◆ YOUR INSTRUCTIONS
Pick out the lines below with "JSON" and list them.

====== GIVEN DATA ======

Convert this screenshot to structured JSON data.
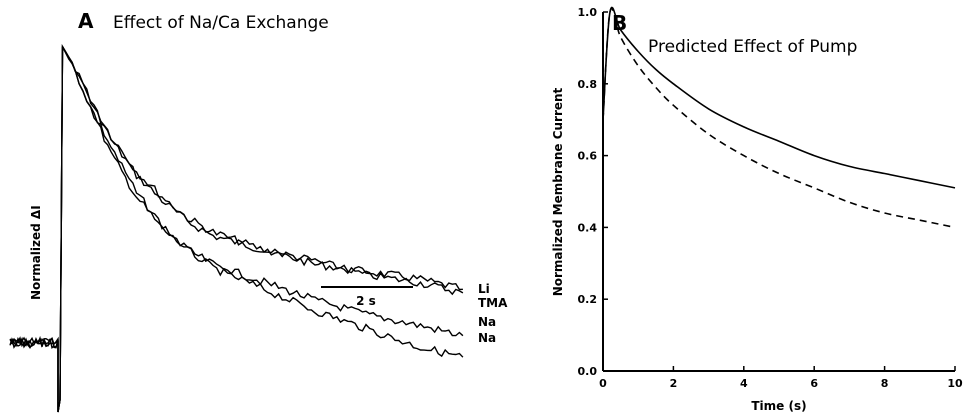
{
  "chart_data": [
    {
      "type": "line",
      "panel_letter": "A",
      "title": "Effect of Na/Ca Exchange",
      "ylabel": "Normalized ΔI",
      "xlabel": "",
      "scale_bar": {
        "label": "2 s",
        "duration_s": 2
      },
      "x_unit": "s",
      "ylim": [
        0,
        1
      ],
      "grid": false,
      "series": [
        {
          "name": "Li",
          "x": [
            0,
            0.05,
            0.3,
            0.6,
            1.0,
            1.5,
            2.0,
            2.5,
            3.0,
            4.0,
            5.0,
            6.0,
            7.0,
            7.9
          ],
          "y": [
            0.0,
            0.99,
            0.93,
            0.84,
            0.73,
            0.63,
            0.56,
            0.5,
            0.46,
            0.42,
            0.38,
            0.36,
            0.34,
            0.31
          ]
        },
        {
          "name": "TMA",
          "x": [
            0,
            0.05,
            0.3,
            0.6,
            1.0,
            1.5,
            2.0,
            2.5,
            3.0,
            4.0,
            5.0,
            6.0,
            7.0,
            7.9
          ],
          "y": [
            0.0,
            0.99,
            0.93,
            0.84,
            0.74,
            0.64,
            0.57,
            0.51,
            0.47,
            0.42,
            0.39,
            0.35,
            0.33,
            0.3
          ]
        },
        {
          "name": "Na",
          "x": [
            0,
            0.05,
            0.3,
            0.6,
            1.0,
            1.5,
            2.0,
            2.5,
            3.0,
            4.0,
            5.0,
            6.0,
            7.0,
            7.9
          ],
          "y": [
            0.0,
            0.99,
            0.92,
            0.82,
            0.69,
            0.57,
            0.48,
            0.42,
            0.38,
            0.33,
            0.28,
            0.24,
            0.21,
            0.18
          ]
        },
        {
          "name": "Na",
          "x": [
            0,
            0.05,
            0.3,
            0.6,
            1.0,
            1.5,
            2.0,
            2.5,
            3.0,
            4.0,
            5.0,
            6.0,
            7.0,
            7.9
          ],
          "y": [
            0.0,
            0.99,
            0.92,
            0.82,
            0.71,
            0.58,
            0.49,
            0.42,
            0.37,
            0.31,
            0.25,
            0.2,
            0.15,
            0.12
          ]
        }
      ]
    },
    {
      "type": "line",
      "panel_letter": "B",
      "title": "Predicted Effect of Pump",
      "xlabel": "Time  (s)",
      "ylabel": "Normalized  Membrane  Current",
      "xlim": [
        0,
        10
      ],
      "ylim": [
        0,
        1
      ],
      "xticks": [
        0,
        2,
        4,
        6,
        8,
        10
      ],
      "yticks": [
        0.0,
        0.2,
        0.4,
        0.6,
        0.8,
        1.0
      ],
      "xtick_labels": [
        "0",
        "2",
        "4",
        "6",
        "8",
        "10"
      ],
      "ytick_labels": [
        "0.0",
        "0.2",
        "0.4",
        "0.6",
        "0.8",
        "1.0"
      ],
      "grid": false,
      "series": [
        {
          "style": "solid",
          "x": [
            0,
            0.2,
            0.5,
            1,
            1.5,
            2,
            3,
            4,
            5,
            6,
            7,
            8,
            9,
            10
          ],
          "y": [
            0.7,
            1.0,
            0.95,
            0.89,
            0.84,
            0.8,
            0.73,
            0.68,
            0.64,
            0.6,
            0.57,
            0.55,
            0.53,
            0.51
          ]
        },
        {
          "style": "dashed",
          "x": [
            0,
            0.2,
            0.5,
            1,
            1.5,
            2,
            3,
            4,
            5,
            6,
            7,
            8,
            9,
            10
          ],
          "y": [
            0.7,
            1.0,
            0.93,
            0.85,
            0.79,
            0.74,
            0.66,
            0.6,
            0.55,
            0.51,
            0.47,
            0.44,
            0.42,
            0.4
          ]
        }
      ]
    }
  ]
}
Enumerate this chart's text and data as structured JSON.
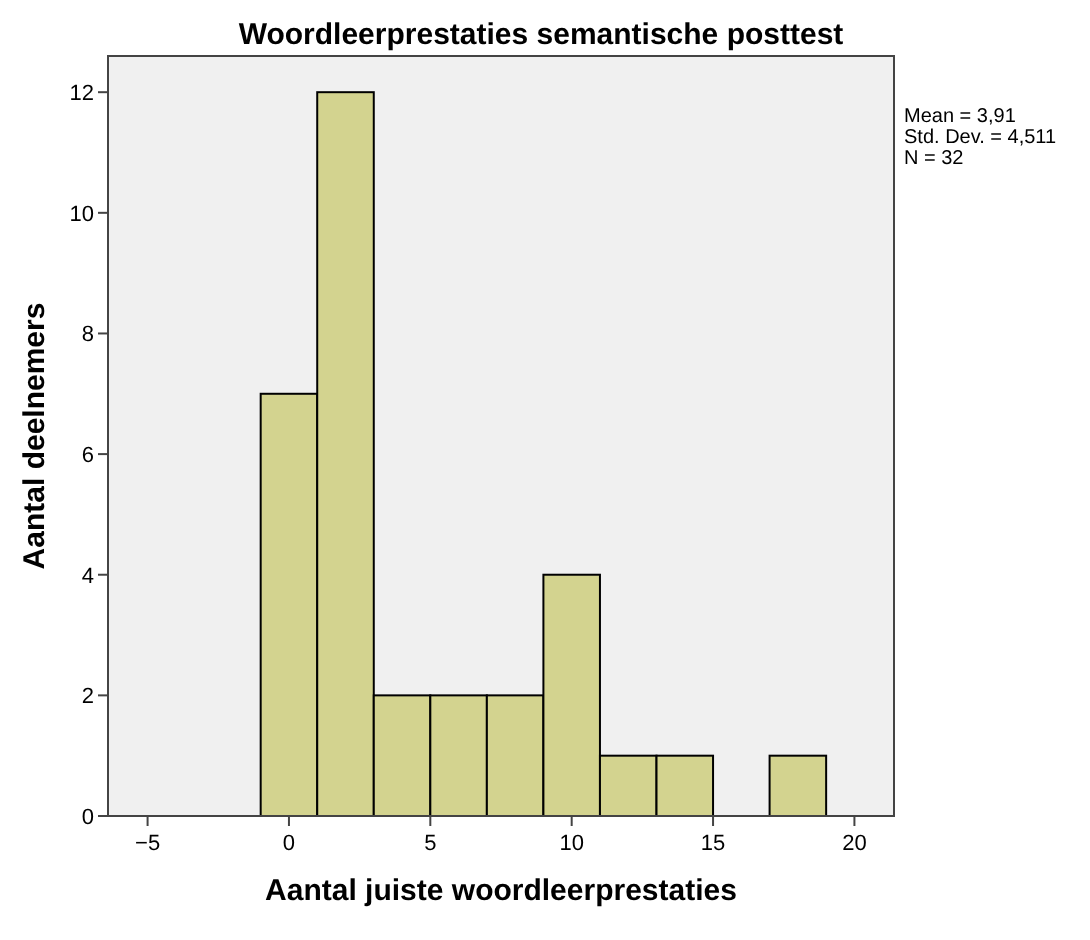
{
  "chart_data": {
    "type": "histogram",
    "title": "Woordleerprestaties semantische posttest",
    "xlabel": "Aantal juiste woordleerprestaties",
    "ylabel": "Aantal deelnemers",
    "bins": [
      -1,
      1,
      3,
      5,
      7,
      9,
      11,
      13,
      15,
      17,
      19
    ],
    "values": [
      7,
      12,
      2,
      2,
      2,
      4,
      1,
      1,
      0,
      1
    ],
    "color": "#d3d38f",
    "xlim": [
      -6.4,
      21.4
    ],
    "xticks": [
      {
        "value": -5,
        "label": "−5"
      },
      0,
      5,
      10,
      15,
      20
    ],
    "ylim": [
      0,
      12.6
    ],
    "yticks": [
      0,
      2,
      4,
      6,
      8,
      10,
      12
    ],
    "grid": false,
    "annotations": [
      "Mean = 3,91",
      "Std. Dev. = 4,511",
      "N = 32"
    ]
  }
}
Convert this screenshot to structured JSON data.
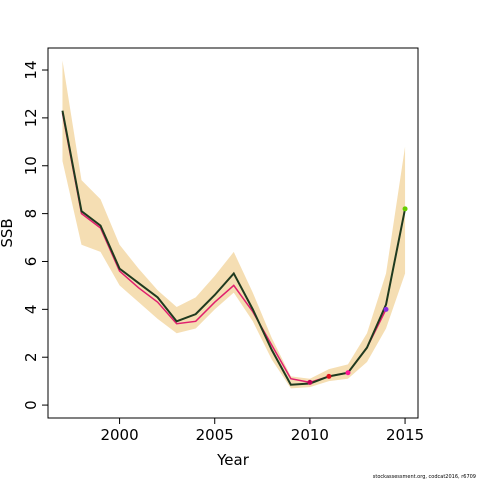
{
  "chart_data": {
    "type": "line",
    "x_label": "Year",
    "y_label": "SSB",
    "x": [
      1997,
      1998,
      1999,
      2000,
      2001,
      2002,
      2003,
      2004,
      2005,
      2006,
      2007,
      2008,
      2009,
      2010,
      2011,
      2012,
      2013,
      2014,
      2015
    ],
    "band": {
      "color": "#f5deb3",
      "upper": [
        14.4,
        9.4,
        8.6,
        6.7,
        5.7,
        4.8,
        4.1,
        4.5,
        5.4,
        6.4,
        4.7,
        2.8,
        1.2,
        1.1,
        1.5,
        1.7,
        3.0,
        5.5,
        10.8
      ],
      "lower": [
        10.2,
        6.7,
        6.4,
        5.0,
        4.3,
        3.6,
        3.0,
        3.2,
        4.0,
        4.7,
        3.5,
        1.9,
        0.7,
        0.75,
        1.0,
        1.1,
        1.8,
        3.2,
        5.5
      ]
    },
    "series": [
      {
        "color": "#e0206e",
        "values": [
          12.2,
          8.0,
          7.4,
          5.6,
          4.9,
          4.3,
          3.4,
          3.5,
          4.3,
          5.0,
          3.9,
          2.5,
          1.1,
          0.95,
          1.2,
          1.35,
          2.4,
          4.0,
          null
        ]
      },
      {
        "color": "#1f3a1f",
        "values": [
          12.3,
          8.1,
          7.5,
          5.7,
          5.1,
          4.5,
          3.5,
          3.8,
          4.6,
          5.5,
          4.0,
          2.3,
          0.85,
          0.9,
          1.2,
          1.35,
          2.4,
          4.2,
          8.2
        ]
      }
    ],
    "points": {
      "x": [
        2010,
        2011,
        2012,
        2014,
        2015
      ],
      "values": [
        0.95,
        1.2,
        1.35,
        4.0,
        8.2
      ],
      "colors": [
        "#c0005a",
        "#e01020",
        "#ff1493",
        "#8a2be2",
        "#66cc00"
      ]
    },
    "xlim": [
      1996.24,
      2015.68
    ],
    "ylim": [
      -0.54,
      14.92
    ],
    "xticks": [
      2000,
      2005,
      2010,
      2015
    ],
    "yticks": [
      0,
      2,
      4,
      6,
      8,
      10,
      12,
      14
    ],
    "footnote": "stockassessment.org, codcat2016, r6709"
  }
}
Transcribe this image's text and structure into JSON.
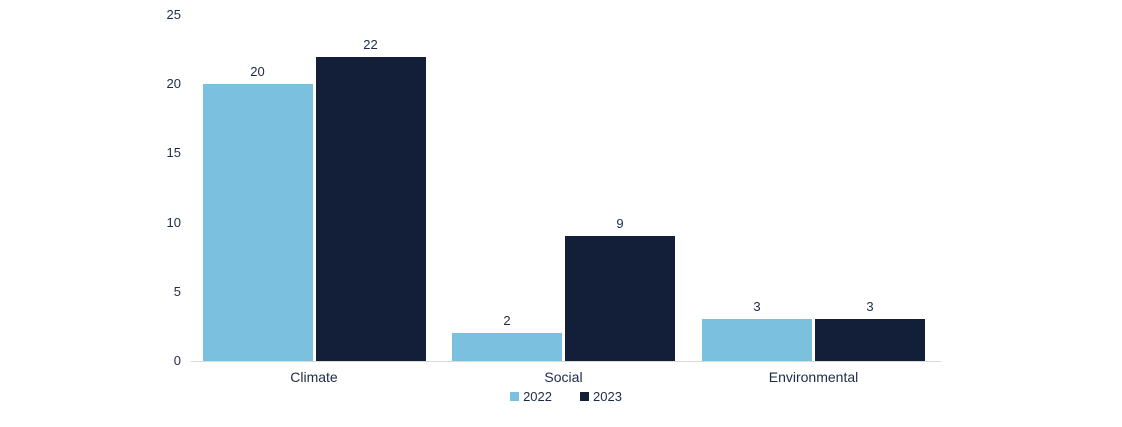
{
  "chart_data": {
    "type": "bar",
    "title": "",
    "xlabel": "",
    "ylabel": "",
    "categories": [
      "Climate",
      "Social",
      "Environmental"
    ],
    "series": [
      {
        "name": "2022",
        "color": "#7CC0E0",
        "values": [
          20,
          2,
          3
        ]
      },
      {
        "name": "2023",
        "color": "#131E38",
        "values": [
          22,
          9,
          3
        ]
      }
    ],
    "yticks": [
      0,
      5,
      10,
      15,
      20,
      25
    ],
    "ylim": [
      0,
      25
    ],
    "grid": false,
    "legend_position": "bottom",
    "value_labels_shown": true,
    "axis_line_color": "#d9d9d9",
    "text_color": "#1f2a47"
  }
}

======

◆ CORRECT ANSWER
Convert this screenshot to structured JSON data.
Enumerate this chart's text and data as structured JSON.
Convert this screenshot to structured JSON data.
Transcribe this image's text and structure into JSON.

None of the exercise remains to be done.